• Passage provided
The U.S. Supreme Court has passed up yet another opportunity to consider the constitutionality of publicly financed vouchers for religious schools.
The court declined last month to hear the appeal of a group of Vermont parents who sought to require the state to include religious schools in its small-scale tuition-payment program for towns without their own high schools.
In separate action before its holiday recess, the court also declined to disturb an Ohio Supreme Court ruling that public high school principals are not public figures for the purposes of libel law. The state high court ruling makes it easier for a high school principal to prevail as the plaintiff in a libel suit.
The Vermont case concerns “tuitioning,” the practice of providing vouchers for students in towns without their own high schools. For much of the 130 years the practice has been in effect, tuitioning aid could be used at both religious and nonreligious private high schools. But since the early 1960s, the state has refused to allow tuition to be paid to religious schools because it believes the practice would violate the U.S. Constitution’s prohibition against a government establishment of religion.

• Supplied entries
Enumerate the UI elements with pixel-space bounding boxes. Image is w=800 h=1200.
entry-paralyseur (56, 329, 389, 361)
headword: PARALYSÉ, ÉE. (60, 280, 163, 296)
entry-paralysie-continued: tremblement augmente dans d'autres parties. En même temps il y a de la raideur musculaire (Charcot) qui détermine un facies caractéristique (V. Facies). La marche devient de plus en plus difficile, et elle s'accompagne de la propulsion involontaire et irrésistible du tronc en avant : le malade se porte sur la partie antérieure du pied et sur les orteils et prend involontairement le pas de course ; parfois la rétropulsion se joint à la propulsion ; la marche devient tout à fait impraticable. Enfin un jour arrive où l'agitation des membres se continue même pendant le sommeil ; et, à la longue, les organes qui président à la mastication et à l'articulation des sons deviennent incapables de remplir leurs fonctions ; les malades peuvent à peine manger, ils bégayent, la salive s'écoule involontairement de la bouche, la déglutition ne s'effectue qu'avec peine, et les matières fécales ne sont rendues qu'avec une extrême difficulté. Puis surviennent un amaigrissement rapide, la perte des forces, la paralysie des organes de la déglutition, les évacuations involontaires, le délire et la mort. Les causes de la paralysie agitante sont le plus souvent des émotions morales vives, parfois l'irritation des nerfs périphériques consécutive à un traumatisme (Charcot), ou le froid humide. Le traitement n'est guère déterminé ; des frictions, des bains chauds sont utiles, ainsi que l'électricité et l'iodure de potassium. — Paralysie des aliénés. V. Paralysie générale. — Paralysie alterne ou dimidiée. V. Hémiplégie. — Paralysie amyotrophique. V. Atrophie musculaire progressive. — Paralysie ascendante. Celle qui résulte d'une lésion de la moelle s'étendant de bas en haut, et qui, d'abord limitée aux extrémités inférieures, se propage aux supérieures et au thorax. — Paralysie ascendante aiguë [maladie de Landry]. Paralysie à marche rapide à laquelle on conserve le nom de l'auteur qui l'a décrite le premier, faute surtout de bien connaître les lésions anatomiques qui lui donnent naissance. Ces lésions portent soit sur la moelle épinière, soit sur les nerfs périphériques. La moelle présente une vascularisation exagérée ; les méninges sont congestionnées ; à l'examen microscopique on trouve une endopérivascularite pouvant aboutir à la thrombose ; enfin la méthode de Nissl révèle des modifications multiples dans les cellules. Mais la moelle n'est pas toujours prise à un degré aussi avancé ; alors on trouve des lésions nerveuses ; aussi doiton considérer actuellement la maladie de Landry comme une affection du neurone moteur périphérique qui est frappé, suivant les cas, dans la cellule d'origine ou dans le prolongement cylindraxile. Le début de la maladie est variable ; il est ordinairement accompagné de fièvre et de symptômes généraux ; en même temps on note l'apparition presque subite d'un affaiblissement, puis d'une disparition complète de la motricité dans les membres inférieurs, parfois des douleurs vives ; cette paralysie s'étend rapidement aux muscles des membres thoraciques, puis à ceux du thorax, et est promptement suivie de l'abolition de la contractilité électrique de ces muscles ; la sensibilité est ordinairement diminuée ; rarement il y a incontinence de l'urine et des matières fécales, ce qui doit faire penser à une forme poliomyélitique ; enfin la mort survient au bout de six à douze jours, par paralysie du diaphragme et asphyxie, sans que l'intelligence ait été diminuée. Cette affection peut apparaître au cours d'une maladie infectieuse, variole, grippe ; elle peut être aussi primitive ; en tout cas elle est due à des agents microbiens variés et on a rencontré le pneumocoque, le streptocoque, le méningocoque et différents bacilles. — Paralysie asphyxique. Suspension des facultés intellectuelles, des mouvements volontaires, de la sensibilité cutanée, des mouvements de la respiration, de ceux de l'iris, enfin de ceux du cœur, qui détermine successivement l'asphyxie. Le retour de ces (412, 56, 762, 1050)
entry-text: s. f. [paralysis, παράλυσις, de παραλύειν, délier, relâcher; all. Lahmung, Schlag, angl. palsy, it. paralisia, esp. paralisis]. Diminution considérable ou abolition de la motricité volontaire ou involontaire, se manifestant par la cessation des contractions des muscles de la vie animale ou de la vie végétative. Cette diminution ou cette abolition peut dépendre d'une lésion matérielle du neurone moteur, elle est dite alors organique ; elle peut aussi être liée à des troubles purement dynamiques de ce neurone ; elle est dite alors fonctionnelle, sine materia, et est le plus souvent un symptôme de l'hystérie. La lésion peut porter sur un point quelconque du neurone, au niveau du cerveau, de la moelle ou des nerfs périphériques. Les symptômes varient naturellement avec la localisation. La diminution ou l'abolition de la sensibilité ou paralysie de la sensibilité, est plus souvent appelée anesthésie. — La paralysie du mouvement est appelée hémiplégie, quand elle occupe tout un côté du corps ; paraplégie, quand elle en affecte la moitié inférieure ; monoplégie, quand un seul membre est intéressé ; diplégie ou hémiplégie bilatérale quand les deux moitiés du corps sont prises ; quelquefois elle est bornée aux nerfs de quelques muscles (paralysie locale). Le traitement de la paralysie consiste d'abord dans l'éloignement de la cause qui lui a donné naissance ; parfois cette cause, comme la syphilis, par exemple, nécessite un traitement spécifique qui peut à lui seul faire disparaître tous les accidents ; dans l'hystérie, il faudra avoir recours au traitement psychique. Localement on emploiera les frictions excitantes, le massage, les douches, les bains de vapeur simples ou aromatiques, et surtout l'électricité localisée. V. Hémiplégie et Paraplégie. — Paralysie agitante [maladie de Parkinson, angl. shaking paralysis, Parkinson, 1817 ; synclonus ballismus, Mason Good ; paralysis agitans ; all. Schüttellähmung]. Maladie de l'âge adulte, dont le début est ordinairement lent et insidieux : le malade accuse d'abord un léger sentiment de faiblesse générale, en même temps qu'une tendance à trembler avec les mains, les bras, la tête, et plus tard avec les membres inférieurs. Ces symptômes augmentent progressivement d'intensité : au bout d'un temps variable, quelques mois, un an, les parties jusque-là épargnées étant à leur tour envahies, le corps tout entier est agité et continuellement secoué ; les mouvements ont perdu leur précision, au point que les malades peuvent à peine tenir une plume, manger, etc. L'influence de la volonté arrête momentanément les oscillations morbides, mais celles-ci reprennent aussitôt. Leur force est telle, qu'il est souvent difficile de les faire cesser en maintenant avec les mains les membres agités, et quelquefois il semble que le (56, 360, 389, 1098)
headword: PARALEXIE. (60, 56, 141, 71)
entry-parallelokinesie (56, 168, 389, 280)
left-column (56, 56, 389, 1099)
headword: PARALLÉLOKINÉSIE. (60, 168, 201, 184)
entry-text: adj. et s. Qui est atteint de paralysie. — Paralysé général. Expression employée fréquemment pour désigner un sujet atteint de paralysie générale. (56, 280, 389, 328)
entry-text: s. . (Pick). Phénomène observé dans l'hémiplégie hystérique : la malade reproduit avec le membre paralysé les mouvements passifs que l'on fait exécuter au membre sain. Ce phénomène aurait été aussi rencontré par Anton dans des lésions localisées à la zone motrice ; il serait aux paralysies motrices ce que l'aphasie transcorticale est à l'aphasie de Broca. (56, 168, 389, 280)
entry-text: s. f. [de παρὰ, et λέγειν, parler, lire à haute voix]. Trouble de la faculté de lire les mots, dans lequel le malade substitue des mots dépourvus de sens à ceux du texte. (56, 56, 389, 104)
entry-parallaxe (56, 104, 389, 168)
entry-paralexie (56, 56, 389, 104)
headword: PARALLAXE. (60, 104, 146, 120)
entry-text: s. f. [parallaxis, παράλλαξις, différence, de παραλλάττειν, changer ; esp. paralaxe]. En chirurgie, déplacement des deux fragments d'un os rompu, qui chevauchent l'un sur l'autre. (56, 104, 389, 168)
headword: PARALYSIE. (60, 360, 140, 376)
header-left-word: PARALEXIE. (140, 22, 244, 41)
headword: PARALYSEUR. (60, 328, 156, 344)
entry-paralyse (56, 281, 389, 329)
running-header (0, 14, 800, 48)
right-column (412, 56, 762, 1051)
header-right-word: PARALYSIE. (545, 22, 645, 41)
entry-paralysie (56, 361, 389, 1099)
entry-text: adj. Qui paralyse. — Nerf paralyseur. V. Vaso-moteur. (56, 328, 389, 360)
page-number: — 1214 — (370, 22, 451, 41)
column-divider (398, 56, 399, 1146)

• What you are asked to do
For each statement below, say yes or no to whether it agrees with the passage on the Supreme Court and Vermont tuition vouchers, and quote the deciding words from that passage. 1. The Supreme Court agreed to hear the appeal of the Vermont parents. 2. The Ohio Supreme Court held that public high school principals are not public figures for the purposes of libel law. 3. Since the early 1960s, Vermont has refused to let tuition be paid to religious schools.

• Answer to the problem
1. No: "The court declined last month to hear the appeal of a group of Vermont parents"
2. Yes: "an Ohio Supreme Court ruling that public high school principals are not public figures for the purposes of libel law"
3. Yes: "But since the early 1960s, the state has refused to allow tuition to be paid to religious schools"